• REQUIRED TASK: Pictures stay out of the copy; restate everything else in the material exactly.

** START **

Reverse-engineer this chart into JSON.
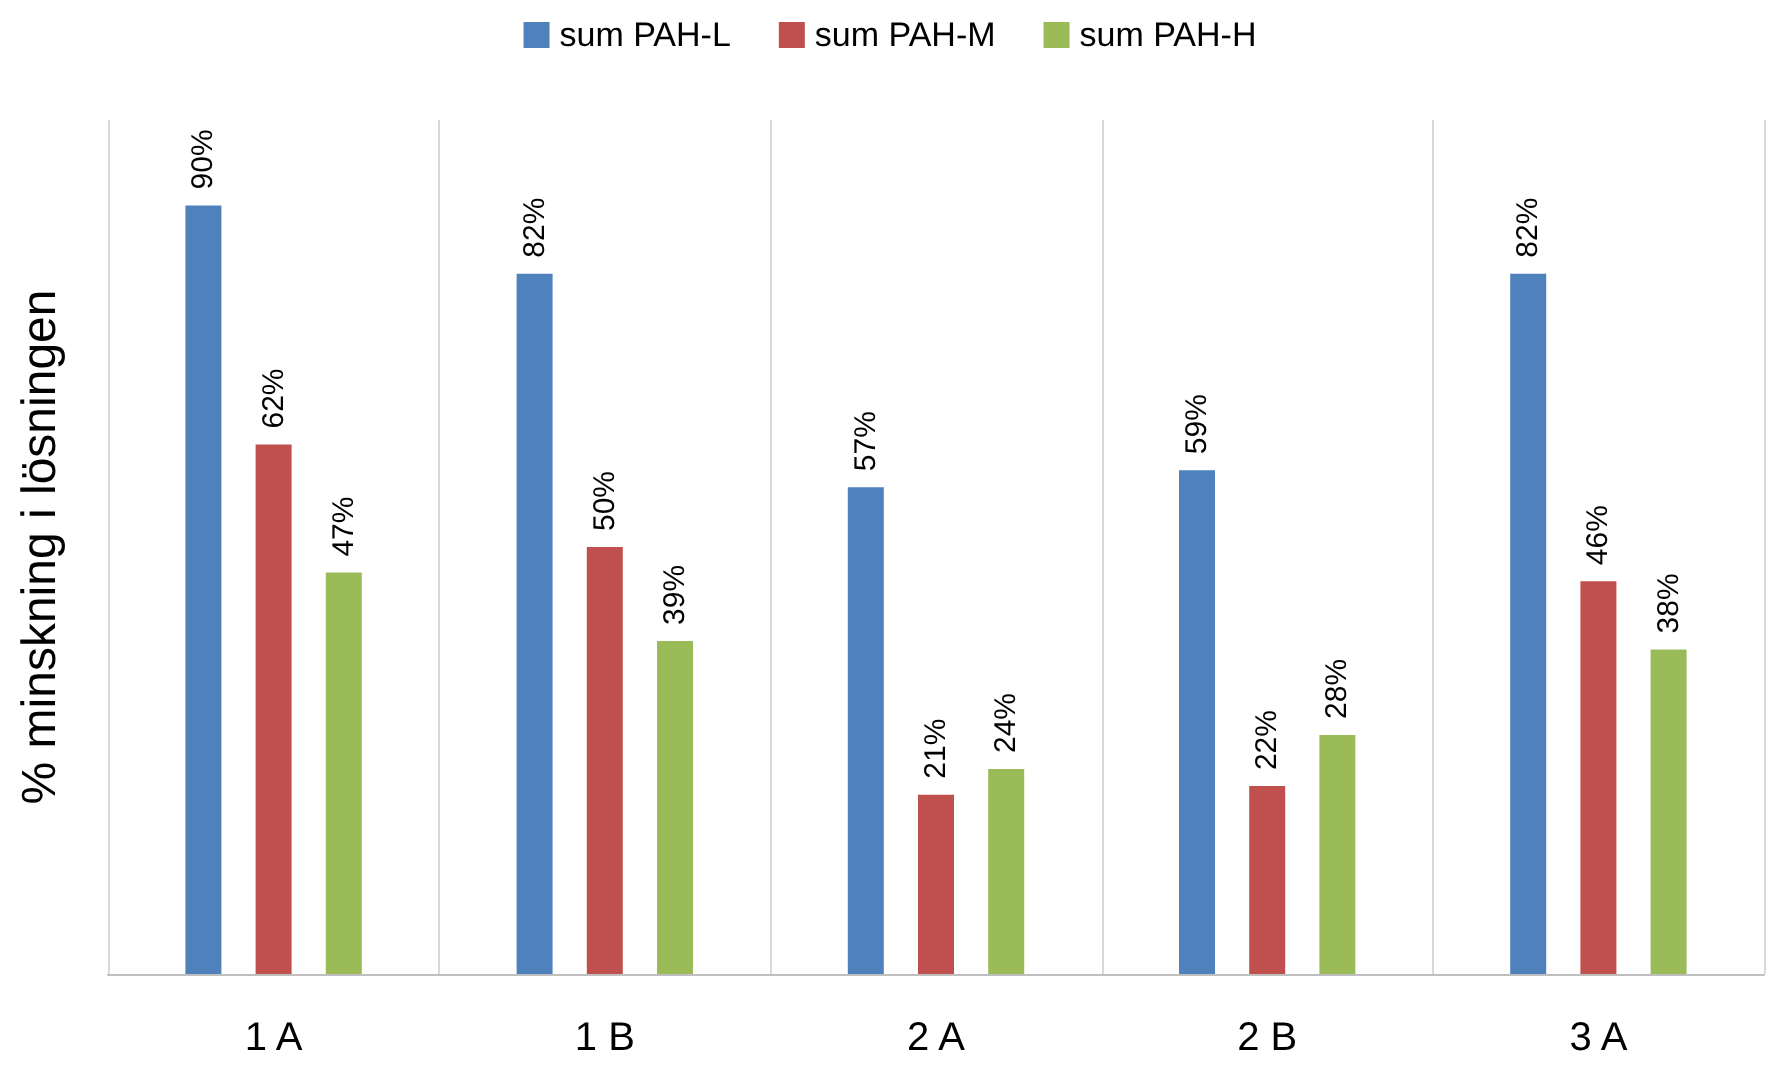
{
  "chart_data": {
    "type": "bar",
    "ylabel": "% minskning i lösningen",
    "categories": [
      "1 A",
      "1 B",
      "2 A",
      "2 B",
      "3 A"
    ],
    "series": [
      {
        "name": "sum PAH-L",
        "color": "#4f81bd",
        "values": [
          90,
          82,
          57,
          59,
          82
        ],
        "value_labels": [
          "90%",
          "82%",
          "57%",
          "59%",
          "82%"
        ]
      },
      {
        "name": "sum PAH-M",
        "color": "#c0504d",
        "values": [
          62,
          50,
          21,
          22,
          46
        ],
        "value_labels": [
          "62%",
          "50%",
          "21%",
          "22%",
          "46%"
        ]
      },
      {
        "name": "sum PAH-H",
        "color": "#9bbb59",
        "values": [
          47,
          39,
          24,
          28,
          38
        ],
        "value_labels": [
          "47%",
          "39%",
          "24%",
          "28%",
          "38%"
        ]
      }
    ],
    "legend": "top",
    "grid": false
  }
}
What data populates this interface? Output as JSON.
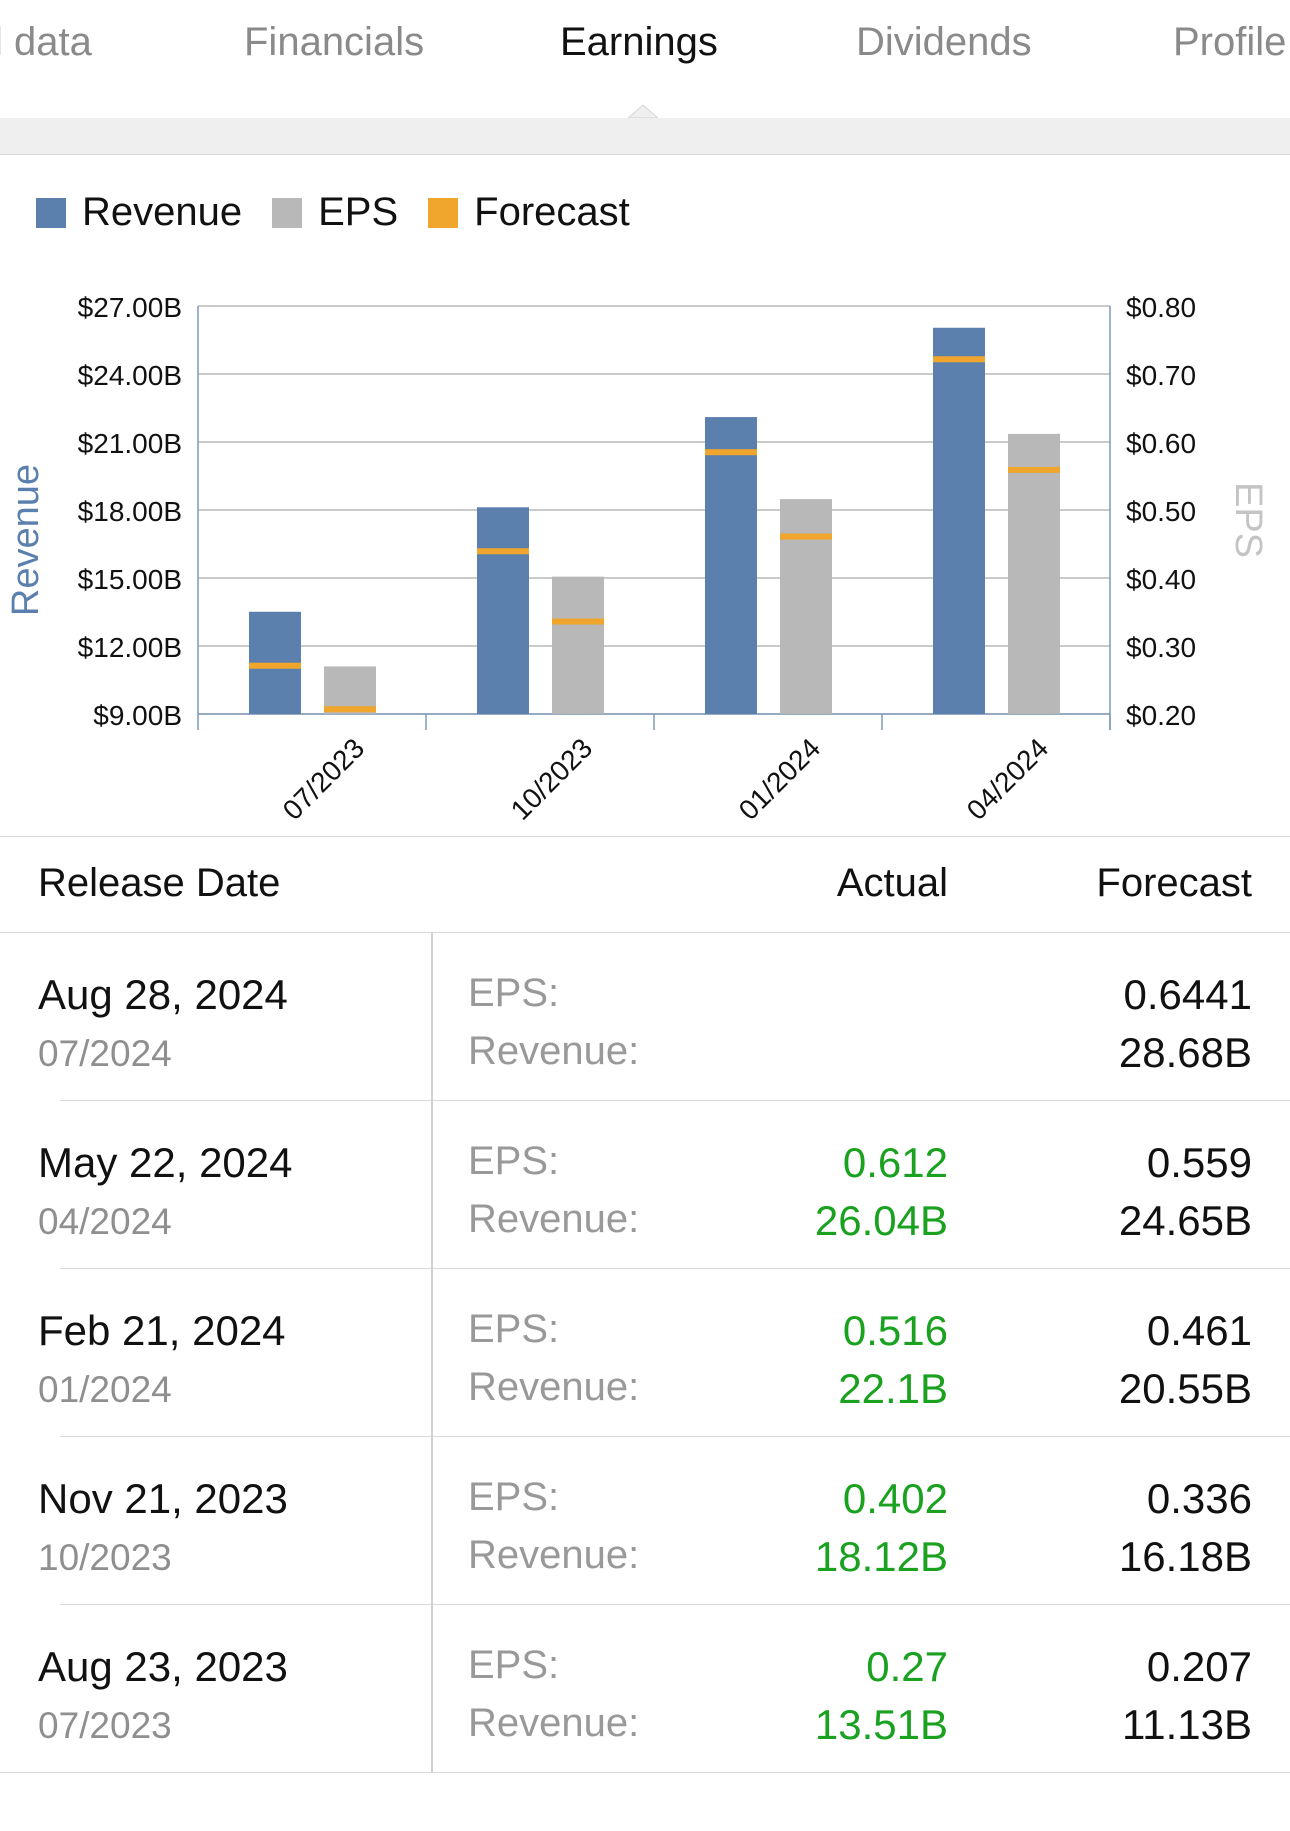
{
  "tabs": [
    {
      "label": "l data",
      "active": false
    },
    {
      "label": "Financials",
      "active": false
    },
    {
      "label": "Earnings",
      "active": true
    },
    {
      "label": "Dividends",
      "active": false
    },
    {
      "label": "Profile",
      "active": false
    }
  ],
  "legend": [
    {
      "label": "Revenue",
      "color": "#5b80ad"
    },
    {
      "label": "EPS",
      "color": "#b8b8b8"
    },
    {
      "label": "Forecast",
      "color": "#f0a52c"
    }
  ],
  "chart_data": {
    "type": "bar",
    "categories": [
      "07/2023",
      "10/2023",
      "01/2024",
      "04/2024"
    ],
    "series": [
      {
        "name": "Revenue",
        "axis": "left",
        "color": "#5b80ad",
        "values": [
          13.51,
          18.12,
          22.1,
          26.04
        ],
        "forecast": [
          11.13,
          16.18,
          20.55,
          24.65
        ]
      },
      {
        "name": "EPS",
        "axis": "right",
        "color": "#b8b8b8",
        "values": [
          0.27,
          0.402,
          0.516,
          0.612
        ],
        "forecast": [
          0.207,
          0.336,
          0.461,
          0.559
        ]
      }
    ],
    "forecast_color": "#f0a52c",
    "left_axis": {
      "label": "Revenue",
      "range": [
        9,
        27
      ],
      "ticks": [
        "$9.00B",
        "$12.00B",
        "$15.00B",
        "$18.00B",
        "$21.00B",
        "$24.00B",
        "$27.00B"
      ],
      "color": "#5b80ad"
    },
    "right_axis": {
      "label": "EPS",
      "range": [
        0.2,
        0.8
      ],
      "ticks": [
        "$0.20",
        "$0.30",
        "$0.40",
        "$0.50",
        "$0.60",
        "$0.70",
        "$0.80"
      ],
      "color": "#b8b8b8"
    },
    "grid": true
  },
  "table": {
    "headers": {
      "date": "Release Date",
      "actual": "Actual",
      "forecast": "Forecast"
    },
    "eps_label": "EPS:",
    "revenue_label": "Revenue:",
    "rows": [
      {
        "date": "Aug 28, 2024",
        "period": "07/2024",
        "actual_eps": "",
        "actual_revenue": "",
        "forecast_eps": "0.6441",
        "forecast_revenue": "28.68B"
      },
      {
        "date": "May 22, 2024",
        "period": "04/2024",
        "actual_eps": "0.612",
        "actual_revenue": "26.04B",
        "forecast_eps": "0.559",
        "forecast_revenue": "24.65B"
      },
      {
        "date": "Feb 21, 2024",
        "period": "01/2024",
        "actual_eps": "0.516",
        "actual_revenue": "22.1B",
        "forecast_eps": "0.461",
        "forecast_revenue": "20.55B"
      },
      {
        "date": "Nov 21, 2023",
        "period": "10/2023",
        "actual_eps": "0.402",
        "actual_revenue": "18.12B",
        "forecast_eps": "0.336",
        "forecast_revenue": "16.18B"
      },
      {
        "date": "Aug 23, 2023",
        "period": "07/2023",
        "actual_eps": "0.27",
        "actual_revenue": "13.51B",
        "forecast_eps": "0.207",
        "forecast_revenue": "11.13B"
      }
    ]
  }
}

** END **

• RESULT BELOW:
Reverse-engineer this chart into JSON.
{
  "chart_data": {
    "type": "bar",
    "ylabel": "% minskning i lösningen",
    "categories": [
      "1 A",
      "1 B",
      "2 A",
      "2 B",
      "3 A"
    ],
    "series": [
      {
        "name": "sum PAH-L",
        "color": "#4f81bd",
        "values": [
          90,
          82,
          57,
          59,
          82
        ],
        "value_labels": [
          "90%",
          "82%",
          "57%",
          "59%",
          "82%"
        ]
      },
      {
        "name": "sum PAH-M",
        "color": "#c0504d",
        "values": [
          62,
          50,
          21,
          22,
          46
        ],
        "value_labels": [
          "62%",
          "50%",
          "21%",
          "22%",
          "46%"
        ]
      },
      {
        "name": "sum PAH-H",
        "color": "#9bbb59",
        "values": [
          47,
          39,
          24,
          28,
          38
        ],
        "value_labels": [
          "47%",
          "39%",
          "24%",
          "28%",
          "38%"
        ]
      }
    ],
    "legend": "top",
    "grid": false
  }
}
What data populates this interface? Output as JSON.
{
  "tabs": [
    {
      "label": "l data",
      "active": false
    },
    {
      "label": "Financials",
      "active": false
    },
    {
      "label": "Earnings",
      "active": true
    },
    {
      "label": "Dividends",
      "active": false
    },
    {
      "label": "Profile",
      "active": false
    }
  ],
  "legend": [
    {
      "label": "Revenue",
      "color": "#5b80ad"
    },
    {
      "label": "EPS",
      "color": "#b8b8b8"
    },
    {
      "label": "Forecast",
      "color": "#f0a52c"
    }
  ],
  "chart_data": {
    "type": "bar",
    "categories": [
      "07/2023",
      "10/2023",
      "01/2024",
      "04/2024"
    ],
    "series": [
      {
        "name": "Revenue",
        "axis": "left",
        "color": "#5b80ad",
        "values": [
          13.51,
          18.12,
          22.1,
          26.04
        ],
        "forecast": [
          11.13,
          16.18,
          20.55,
          24.65
        ]
      },
      {
        "name": "EPS",
        "axis": "right",
        "color": "#b8b8b8",
        "values": [
          0.27,
          0.402,
          0.516,
          0.612
        ],
        "forecast": [
          0.207,
          0.336,
          0.461,
          0.559
        ]
      }
    ],
    "forecast_color": "#f0a52c",
    "left_axis": {
      "label": "Revenue",
      "range": [
        9,
        27
      ],
      "ticks": [
        "$9.00B",
        "$12.00B",
        "$15.00B",
        "$18.00B",
        "$21.00B",
        "$24.00B",
        "$27.00B"
      ],
      "color": "#5b80ad"
    },
    "right_axis": {
      "label": "EPS",
      "range": [
        0.2,
        0.8
      ],
      "ticks": [
        "$0.20",
        "$0.30",
        "$0.40",
        "$0.50",
        "$0.60",
        "$0.70",
        "$0.80"
      ],
      "color": "#b8b8b8"
    },
    "grid": true
  },
  "table": {
    "headers": {
      "date": "Release Date",
      "actual": "Actual",
      "forecast": "Forecast"
    },
    "eps_label": "EPS:",
    "revenue_label": "Revenue:",
    "rows": [
      {
        "date": "Aug 28, 2024",
        "period": "07/2024",
        "actual_eps": "",
        "actual_revenue": "",
        "forecast_eps": "0.6441",
        "forecast_revenue": "28.68B"
      },
      {
        "date": "May 22, 2024",
        "period": "04/2024",
        "actual_eps": "0.612",
        "actual_revenue": "26.04B",
        "forecast_eps": "0.559",
        "forecast_revenue": "24.65B"
      },
      {
        "date": "Feb 21, 2024",
        "period": "01/2024",
        "actual_eps": "0.516",
        "actual_revenue": "22.1B",
        "forecast_eps": "0.461",
        "forecast_revenue": "20.55B"
      },
      {
        "date": "Nov 21, 2023",
        "period": "10/2023",
        "actual_eps": "0.402",
        "actual_revenue": "18.12B",
        "forecast_eps": "0.336",
        "forecast_revenue": "16.18B"
      },
      {
        "date": "Aug 23, 2023",
        "period": "07/2023",
        "actual_eps": "0.27",
        "actual_revenue": "13.51B",
        "forecast_eps": "0.207",
        "forecast_revenue": "11.13B"
      }
    ]
  }
}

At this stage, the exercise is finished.